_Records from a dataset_
┄┄┄┄┄┄┄┄┄┄┄┄┄┄┄┄┄┄┄┄

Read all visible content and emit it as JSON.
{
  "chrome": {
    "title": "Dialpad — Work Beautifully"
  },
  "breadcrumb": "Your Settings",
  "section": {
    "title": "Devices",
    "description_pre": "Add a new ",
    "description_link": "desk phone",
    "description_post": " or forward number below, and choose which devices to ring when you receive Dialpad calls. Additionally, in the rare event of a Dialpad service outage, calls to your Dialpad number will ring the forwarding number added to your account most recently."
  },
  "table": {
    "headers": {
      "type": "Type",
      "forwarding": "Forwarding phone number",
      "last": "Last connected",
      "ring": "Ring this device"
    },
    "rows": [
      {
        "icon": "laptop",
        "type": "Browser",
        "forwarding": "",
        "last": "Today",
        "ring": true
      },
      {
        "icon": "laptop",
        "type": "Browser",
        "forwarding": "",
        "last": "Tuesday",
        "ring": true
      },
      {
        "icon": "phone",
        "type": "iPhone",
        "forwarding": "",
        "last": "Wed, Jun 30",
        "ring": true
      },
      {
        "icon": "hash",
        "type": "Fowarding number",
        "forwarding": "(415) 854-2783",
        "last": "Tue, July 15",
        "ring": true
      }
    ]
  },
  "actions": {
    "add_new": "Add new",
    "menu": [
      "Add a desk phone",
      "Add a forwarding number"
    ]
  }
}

┄┄┄┄┄┄┄┄┄┄┄┄┄┄┄┄┄┄┄┄

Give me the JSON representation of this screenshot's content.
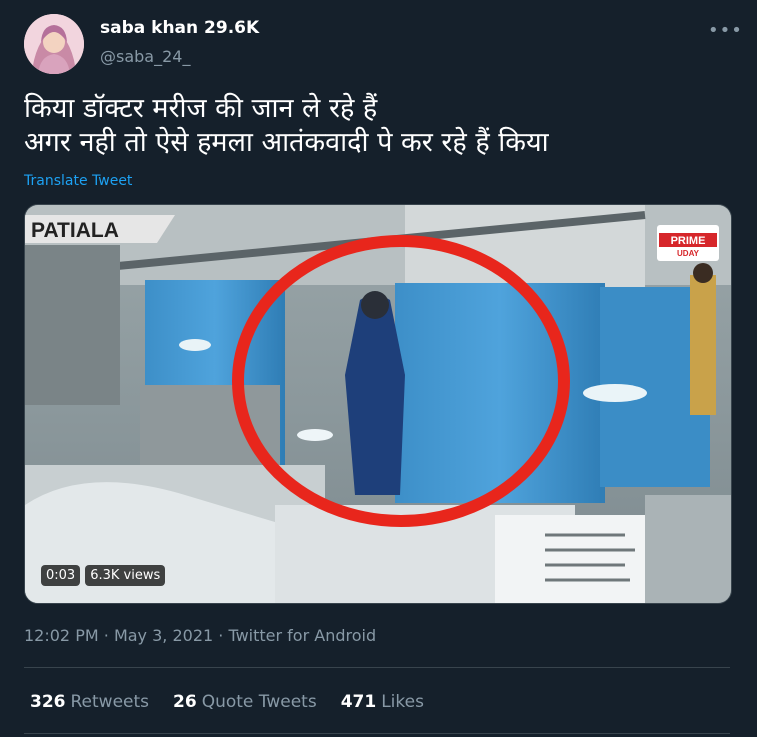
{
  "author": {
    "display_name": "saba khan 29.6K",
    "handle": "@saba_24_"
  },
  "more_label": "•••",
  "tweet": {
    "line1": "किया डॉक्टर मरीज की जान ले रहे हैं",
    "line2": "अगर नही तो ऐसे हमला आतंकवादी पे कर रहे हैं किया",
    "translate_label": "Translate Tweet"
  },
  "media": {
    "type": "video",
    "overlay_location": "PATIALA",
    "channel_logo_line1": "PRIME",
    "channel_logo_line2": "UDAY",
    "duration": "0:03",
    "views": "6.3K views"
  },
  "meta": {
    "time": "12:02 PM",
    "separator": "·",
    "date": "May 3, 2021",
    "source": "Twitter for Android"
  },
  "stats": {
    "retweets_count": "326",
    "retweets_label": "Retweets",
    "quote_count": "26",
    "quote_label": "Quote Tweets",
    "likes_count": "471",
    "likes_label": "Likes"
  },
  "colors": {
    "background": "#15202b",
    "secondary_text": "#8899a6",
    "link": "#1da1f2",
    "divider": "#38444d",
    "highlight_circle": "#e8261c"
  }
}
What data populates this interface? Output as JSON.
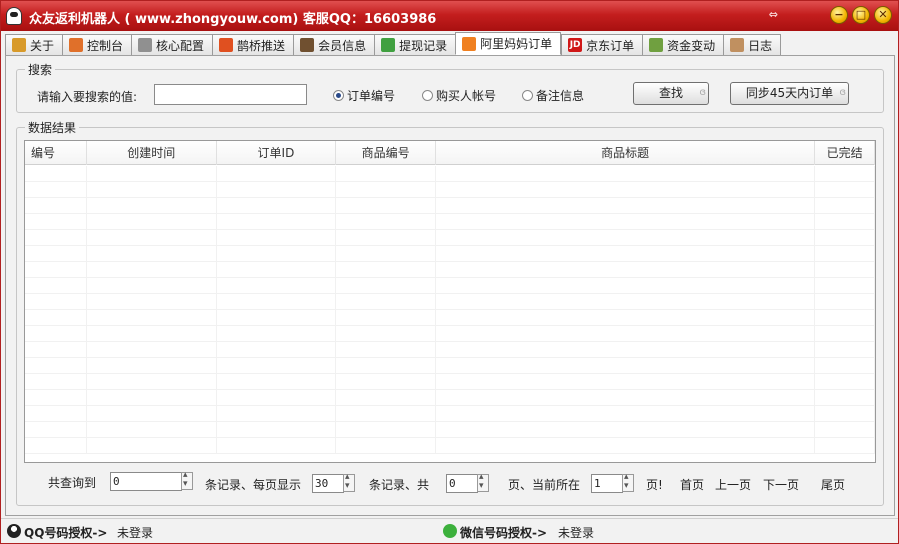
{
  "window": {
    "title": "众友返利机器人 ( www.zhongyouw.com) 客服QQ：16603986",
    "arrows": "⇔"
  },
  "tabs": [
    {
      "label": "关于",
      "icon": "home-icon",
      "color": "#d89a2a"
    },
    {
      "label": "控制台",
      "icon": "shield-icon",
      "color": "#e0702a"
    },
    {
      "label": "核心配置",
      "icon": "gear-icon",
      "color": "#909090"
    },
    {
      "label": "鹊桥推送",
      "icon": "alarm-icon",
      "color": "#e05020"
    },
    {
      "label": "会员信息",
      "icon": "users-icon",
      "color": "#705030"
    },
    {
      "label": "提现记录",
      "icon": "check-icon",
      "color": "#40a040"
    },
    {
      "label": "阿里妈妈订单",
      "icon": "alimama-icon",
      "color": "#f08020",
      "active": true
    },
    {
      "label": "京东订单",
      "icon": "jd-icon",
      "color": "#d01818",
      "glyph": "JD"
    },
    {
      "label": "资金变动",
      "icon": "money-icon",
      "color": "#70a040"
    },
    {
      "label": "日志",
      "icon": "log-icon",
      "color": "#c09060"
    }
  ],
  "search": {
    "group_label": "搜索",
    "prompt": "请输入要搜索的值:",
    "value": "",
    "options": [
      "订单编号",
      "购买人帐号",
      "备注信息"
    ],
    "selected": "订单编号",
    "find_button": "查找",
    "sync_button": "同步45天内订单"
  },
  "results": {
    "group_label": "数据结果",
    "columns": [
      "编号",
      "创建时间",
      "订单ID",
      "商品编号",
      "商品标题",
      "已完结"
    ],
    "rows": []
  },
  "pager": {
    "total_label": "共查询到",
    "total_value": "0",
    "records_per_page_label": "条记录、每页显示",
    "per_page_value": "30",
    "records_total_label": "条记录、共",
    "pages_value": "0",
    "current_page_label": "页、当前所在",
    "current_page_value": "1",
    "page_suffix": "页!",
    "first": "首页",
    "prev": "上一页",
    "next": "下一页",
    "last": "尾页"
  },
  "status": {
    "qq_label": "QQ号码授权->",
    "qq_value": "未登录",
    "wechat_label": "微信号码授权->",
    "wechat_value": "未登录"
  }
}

┄┄┄┄┄┄┄┄┄┄┄┄┄┄┄┄┄┄┄┄

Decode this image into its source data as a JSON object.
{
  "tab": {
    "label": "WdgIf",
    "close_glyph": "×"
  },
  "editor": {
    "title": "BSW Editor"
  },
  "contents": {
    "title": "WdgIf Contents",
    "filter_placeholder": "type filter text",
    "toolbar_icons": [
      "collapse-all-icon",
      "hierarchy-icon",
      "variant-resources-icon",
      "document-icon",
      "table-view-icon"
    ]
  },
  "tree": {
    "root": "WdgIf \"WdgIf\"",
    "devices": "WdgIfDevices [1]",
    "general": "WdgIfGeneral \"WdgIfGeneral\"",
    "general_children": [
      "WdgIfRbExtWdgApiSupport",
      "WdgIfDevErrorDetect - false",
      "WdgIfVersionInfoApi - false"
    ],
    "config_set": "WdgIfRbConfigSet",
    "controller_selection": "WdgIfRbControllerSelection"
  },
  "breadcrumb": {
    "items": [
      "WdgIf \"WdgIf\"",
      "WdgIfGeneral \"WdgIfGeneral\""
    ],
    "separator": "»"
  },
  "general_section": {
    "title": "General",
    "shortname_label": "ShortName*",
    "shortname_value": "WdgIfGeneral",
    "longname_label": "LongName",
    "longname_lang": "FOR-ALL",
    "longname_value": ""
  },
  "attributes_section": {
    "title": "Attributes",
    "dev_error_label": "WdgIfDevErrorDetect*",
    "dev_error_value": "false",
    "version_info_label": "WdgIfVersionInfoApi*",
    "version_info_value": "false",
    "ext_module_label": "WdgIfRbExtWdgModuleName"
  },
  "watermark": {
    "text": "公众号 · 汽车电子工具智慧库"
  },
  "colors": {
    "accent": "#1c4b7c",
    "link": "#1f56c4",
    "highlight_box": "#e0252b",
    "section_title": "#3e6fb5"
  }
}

┄┄┄┄┄┄┄┄┄┄┄┄┄┄┄┄┄┄┄┄

_GOAL OF THE EXERCISE_
Where does the word "number" appear in the listing? List each line that holds it.

_EXERCISE ANSWER_
    "description_post": " or forward number below, and choose which devices to ring when you receive Dialpad calls. Additionally, in the rare event of a Dialpad service outage, calls to your Dialpad number will ring the forwarding number added to your account most recently."
      "forwarding": "Forwarding phone number",
        "type": "Fowarding number",
      "Add a forwarding number"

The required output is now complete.